* Start *

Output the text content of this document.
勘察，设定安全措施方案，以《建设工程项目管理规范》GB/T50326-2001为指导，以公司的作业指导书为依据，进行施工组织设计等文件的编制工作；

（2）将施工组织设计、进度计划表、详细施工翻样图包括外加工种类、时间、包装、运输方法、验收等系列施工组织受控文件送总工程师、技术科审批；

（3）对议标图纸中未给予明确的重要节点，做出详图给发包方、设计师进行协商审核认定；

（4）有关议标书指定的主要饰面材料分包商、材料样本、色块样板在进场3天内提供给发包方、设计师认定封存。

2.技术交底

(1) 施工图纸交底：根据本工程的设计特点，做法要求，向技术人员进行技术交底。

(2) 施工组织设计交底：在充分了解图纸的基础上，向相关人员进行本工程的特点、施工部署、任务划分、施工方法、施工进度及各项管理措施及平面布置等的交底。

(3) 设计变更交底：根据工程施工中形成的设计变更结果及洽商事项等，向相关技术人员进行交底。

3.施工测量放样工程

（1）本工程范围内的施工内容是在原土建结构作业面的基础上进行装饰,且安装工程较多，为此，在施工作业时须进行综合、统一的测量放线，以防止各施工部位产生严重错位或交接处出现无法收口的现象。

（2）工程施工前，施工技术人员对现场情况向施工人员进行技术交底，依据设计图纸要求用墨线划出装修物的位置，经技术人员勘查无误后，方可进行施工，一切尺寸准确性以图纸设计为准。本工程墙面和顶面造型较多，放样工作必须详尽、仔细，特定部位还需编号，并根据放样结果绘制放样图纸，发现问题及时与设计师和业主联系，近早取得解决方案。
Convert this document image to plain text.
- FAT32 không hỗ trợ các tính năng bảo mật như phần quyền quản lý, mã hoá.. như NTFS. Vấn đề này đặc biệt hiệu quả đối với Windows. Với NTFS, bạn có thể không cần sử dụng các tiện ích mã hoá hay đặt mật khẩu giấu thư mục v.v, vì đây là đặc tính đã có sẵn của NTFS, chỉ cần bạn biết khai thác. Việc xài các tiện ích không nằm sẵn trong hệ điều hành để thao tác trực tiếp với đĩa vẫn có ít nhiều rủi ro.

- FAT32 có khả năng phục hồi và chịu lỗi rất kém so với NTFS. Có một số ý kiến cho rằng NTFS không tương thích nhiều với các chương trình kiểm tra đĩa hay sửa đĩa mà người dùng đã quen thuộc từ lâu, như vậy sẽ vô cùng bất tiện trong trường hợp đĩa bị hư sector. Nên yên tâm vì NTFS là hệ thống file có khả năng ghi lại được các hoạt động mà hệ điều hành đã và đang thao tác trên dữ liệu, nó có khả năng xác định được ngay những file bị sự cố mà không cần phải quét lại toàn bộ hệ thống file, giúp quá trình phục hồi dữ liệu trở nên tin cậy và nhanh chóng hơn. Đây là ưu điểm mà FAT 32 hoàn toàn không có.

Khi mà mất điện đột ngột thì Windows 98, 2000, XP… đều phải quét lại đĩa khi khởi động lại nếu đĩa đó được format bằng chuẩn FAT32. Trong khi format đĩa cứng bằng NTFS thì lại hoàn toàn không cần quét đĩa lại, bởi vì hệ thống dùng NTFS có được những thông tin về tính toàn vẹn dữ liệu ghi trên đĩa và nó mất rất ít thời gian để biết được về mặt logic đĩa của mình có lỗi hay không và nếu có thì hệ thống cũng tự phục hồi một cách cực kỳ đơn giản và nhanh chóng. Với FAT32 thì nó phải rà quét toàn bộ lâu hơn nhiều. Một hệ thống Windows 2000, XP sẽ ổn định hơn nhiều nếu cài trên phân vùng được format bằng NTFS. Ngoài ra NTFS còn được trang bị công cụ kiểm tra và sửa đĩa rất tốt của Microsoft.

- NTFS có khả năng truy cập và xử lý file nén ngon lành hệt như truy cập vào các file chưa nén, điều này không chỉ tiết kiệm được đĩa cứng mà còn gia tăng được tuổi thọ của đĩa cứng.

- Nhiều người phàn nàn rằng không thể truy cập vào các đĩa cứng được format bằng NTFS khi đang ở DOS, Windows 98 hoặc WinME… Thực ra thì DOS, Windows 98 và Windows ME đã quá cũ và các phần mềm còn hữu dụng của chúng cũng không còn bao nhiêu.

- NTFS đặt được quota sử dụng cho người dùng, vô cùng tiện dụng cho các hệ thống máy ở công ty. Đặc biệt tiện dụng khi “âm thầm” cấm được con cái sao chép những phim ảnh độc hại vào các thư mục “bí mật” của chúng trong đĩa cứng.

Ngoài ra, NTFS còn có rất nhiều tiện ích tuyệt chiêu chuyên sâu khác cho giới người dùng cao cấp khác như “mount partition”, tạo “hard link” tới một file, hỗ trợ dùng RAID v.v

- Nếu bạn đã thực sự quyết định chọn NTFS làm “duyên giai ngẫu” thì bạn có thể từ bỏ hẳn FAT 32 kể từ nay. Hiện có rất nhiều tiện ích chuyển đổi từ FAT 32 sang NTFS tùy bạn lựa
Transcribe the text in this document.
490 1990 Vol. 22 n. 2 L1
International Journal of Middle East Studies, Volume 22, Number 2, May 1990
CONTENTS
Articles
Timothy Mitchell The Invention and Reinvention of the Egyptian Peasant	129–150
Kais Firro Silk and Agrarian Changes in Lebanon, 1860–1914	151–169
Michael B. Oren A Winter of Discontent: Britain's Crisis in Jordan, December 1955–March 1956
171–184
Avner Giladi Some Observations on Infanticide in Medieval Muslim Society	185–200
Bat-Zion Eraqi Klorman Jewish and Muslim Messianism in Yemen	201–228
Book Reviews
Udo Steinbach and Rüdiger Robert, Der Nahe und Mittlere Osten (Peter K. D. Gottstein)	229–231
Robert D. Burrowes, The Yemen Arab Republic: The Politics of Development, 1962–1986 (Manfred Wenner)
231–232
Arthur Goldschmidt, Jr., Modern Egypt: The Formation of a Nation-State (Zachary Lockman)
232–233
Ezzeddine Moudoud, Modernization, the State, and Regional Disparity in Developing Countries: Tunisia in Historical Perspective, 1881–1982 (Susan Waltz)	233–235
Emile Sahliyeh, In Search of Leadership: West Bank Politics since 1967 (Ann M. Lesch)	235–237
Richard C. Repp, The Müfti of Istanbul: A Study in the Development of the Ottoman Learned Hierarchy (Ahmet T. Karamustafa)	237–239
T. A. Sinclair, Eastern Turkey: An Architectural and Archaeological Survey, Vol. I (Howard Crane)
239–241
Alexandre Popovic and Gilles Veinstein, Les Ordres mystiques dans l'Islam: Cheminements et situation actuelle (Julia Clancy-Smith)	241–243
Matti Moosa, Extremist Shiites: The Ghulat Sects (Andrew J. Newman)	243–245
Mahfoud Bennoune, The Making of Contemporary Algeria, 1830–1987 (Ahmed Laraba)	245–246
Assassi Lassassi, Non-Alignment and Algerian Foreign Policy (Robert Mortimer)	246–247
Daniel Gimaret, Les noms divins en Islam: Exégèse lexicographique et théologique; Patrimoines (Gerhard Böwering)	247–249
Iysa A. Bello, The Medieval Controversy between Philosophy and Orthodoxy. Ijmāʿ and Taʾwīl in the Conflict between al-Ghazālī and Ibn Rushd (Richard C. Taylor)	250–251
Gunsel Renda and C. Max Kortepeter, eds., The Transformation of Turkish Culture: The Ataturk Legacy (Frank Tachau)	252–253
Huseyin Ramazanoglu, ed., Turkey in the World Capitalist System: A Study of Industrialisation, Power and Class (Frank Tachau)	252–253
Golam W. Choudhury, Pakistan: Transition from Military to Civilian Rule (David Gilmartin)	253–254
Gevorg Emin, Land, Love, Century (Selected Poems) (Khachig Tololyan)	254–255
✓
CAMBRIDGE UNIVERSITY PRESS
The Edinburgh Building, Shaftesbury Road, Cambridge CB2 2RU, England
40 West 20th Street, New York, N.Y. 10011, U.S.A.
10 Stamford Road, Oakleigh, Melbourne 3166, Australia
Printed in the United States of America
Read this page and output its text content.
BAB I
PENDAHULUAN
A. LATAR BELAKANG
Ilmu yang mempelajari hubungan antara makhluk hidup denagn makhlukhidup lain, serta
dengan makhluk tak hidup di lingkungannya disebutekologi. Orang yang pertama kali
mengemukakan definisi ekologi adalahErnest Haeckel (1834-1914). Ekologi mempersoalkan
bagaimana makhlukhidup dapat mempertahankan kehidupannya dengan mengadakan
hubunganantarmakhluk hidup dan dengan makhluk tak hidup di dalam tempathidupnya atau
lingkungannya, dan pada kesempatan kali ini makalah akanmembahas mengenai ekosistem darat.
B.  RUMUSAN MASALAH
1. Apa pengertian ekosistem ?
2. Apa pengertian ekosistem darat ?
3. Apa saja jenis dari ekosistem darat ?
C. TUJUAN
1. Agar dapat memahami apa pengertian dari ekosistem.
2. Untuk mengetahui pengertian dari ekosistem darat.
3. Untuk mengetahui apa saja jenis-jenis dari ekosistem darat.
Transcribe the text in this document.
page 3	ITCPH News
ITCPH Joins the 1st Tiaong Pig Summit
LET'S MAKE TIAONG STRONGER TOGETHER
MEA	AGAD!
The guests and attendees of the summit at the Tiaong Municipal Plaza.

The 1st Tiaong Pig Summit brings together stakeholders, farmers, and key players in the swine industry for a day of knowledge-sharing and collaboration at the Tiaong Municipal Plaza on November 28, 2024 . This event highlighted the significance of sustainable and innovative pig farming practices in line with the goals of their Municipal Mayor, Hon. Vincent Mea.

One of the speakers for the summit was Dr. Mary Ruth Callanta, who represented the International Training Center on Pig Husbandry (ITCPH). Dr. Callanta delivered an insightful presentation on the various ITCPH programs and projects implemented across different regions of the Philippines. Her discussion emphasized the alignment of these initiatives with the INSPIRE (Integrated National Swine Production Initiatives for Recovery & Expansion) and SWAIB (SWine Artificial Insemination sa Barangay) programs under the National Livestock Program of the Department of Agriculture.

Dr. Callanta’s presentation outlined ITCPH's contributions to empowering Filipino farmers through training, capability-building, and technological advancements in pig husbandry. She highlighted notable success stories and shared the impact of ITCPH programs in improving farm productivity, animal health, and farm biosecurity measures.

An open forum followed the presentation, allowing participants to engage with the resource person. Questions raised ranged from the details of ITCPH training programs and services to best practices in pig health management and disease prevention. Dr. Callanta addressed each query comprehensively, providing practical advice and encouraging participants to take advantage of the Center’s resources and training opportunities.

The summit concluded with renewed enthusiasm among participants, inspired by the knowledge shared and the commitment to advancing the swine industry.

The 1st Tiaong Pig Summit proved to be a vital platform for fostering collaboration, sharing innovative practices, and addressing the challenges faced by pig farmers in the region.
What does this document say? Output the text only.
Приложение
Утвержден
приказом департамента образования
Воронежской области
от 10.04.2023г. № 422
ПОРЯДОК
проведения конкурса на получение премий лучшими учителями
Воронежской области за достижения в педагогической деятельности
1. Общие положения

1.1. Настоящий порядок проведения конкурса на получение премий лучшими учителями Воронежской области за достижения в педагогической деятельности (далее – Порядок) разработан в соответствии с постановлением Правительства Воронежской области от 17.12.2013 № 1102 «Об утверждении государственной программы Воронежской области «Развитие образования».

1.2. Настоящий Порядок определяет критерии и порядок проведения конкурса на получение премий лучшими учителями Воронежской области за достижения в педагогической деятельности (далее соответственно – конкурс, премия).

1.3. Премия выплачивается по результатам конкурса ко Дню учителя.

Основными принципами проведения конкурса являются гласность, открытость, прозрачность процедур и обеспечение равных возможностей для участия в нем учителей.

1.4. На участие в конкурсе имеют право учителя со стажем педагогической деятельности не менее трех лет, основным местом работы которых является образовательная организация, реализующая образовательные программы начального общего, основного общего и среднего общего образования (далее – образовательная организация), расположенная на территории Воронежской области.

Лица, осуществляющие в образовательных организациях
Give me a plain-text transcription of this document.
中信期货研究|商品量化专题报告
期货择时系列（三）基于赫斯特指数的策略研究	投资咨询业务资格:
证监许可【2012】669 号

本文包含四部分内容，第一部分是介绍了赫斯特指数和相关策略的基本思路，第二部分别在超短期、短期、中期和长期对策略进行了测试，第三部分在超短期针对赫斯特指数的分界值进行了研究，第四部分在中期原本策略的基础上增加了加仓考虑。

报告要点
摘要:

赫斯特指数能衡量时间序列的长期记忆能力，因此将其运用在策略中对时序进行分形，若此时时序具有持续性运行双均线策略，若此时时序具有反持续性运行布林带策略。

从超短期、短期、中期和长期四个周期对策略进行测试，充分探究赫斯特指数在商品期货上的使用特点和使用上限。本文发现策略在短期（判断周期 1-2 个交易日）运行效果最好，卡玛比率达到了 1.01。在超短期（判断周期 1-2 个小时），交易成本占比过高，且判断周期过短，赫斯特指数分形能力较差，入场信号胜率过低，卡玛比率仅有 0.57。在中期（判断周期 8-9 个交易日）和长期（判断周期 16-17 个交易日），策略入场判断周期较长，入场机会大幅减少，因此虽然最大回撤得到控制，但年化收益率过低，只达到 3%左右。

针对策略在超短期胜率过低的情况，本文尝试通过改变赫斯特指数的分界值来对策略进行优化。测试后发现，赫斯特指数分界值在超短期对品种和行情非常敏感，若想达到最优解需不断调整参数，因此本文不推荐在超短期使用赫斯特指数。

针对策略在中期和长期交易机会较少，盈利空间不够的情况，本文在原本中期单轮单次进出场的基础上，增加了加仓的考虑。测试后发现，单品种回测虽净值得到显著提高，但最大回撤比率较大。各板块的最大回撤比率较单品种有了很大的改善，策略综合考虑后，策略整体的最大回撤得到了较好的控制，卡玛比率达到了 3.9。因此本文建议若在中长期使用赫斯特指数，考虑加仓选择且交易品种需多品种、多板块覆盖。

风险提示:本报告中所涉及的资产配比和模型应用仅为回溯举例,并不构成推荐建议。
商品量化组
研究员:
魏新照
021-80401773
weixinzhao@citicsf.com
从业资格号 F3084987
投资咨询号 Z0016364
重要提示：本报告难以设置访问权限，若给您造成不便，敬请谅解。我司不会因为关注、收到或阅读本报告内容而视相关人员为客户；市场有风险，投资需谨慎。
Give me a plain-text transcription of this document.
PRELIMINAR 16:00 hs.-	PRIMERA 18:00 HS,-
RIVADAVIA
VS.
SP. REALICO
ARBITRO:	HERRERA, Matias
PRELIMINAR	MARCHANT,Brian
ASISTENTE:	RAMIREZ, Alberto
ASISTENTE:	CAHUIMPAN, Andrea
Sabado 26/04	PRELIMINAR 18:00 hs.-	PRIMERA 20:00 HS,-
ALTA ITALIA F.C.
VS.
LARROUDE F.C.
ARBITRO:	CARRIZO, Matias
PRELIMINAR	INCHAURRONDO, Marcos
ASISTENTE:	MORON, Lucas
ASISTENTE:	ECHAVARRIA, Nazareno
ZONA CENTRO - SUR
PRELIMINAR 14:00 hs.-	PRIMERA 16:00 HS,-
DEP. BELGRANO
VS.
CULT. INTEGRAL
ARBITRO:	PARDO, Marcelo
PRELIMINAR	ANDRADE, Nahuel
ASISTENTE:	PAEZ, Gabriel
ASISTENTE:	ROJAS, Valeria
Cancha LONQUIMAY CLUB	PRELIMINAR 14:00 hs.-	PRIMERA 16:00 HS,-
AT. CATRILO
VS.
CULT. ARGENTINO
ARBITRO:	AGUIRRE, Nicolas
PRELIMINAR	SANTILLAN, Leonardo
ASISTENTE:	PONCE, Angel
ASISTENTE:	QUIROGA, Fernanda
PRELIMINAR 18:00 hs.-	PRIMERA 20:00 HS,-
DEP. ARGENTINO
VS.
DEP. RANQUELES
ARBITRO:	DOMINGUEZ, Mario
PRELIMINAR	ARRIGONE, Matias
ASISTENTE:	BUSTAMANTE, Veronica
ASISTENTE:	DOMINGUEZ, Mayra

* End *

Exercise:
Pick out every line holding the string "truy" and return it.

Problem solution:
- NTFS có khả năng truy cập và xử lý file nén ngon lành hệt như truy cập vào các file chưa nén, điều này không chỉ tiết kiệm được đĩa cứng mà còn gia tăng được tuổi thọ của đĩa cứng.
- Nhiều người phàn nàn rằng không thể truy cập vào các đĩa cứng được format bằng NTFS khi đang ở DOS, Windows 98 hoặc WinME… Thực ra thì DOS, Windows 98 và Windows ME đã quá cũ và các phần mềm còn hữu dụng của chúng cũng không còn bao nhiêu.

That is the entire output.